» **YOUR GOAL**: Filter the lines below, copying only those with the string "year".

--- Begin EXTRACTED ENTRIES ---

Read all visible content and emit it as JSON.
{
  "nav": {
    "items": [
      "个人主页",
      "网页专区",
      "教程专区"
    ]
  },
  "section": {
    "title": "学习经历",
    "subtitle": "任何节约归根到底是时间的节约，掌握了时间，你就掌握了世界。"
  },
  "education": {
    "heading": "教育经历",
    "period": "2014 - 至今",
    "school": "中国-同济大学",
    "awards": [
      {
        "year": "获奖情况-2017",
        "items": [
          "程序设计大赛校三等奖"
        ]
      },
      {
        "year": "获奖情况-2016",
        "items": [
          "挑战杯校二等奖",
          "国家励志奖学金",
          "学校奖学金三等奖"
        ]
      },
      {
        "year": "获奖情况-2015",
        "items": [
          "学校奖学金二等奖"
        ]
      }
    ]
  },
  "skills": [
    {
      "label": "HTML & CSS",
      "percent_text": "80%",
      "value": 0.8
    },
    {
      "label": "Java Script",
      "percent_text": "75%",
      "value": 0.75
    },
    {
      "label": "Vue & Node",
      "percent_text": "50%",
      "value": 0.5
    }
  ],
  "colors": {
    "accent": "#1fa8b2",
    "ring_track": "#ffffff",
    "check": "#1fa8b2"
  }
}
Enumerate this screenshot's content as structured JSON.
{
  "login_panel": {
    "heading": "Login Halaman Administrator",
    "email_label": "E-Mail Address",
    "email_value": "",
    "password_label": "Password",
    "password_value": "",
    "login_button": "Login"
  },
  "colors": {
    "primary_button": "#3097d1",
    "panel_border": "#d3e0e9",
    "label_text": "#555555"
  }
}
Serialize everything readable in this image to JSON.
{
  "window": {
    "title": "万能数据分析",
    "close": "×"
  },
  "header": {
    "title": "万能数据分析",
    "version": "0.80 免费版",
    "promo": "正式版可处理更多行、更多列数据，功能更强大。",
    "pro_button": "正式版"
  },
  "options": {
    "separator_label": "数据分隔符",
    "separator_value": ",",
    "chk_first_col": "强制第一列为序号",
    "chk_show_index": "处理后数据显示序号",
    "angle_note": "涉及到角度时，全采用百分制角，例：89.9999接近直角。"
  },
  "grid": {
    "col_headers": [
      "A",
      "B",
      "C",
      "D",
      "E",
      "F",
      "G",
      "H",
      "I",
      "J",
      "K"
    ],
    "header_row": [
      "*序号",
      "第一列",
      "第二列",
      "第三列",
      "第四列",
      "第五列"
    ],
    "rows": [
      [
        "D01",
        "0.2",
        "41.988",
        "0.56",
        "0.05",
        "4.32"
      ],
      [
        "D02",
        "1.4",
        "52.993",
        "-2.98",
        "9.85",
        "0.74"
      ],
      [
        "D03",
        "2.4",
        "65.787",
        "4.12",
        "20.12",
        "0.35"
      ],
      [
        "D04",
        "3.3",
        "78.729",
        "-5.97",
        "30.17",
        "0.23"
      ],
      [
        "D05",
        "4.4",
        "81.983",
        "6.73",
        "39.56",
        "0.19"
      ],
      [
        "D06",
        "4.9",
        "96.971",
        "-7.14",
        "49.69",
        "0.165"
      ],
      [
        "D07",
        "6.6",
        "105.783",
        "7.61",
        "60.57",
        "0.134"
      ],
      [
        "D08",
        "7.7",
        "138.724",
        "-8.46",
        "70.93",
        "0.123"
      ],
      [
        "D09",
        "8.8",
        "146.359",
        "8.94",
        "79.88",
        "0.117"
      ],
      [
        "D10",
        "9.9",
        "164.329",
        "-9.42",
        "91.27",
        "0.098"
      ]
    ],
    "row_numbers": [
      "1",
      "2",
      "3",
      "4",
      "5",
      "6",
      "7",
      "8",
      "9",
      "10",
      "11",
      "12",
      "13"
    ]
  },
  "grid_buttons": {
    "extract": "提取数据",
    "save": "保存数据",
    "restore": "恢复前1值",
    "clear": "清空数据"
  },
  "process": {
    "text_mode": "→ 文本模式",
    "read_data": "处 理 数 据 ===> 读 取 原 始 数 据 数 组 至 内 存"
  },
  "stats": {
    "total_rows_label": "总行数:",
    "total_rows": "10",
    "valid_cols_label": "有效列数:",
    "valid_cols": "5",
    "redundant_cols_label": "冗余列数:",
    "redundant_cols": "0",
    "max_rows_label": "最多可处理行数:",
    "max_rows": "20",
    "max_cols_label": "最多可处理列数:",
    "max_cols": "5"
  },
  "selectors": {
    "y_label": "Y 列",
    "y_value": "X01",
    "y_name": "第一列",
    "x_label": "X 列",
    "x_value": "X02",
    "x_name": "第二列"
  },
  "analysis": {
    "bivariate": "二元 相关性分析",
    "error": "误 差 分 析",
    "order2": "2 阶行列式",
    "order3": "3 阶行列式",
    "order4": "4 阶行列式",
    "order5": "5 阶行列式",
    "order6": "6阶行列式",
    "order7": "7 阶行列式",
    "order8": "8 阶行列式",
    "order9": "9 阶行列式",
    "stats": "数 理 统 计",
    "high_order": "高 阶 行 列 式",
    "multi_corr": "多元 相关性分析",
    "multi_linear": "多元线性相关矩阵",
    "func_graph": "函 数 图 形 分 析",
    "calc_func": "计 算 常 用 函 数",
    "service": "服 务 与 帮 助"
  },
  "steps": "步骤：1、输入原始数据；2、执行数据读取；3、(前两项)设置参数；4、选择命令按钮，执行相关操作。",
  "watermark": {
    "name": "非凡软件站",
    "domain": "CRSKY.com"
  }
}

--- End EXTRACTED ENTRIES ---

» **THE COMPLETED TASK**:
        "year": "获奖情况-2017",
        "year": "获奖情况-2016",
        "year": "获奖情况-2015",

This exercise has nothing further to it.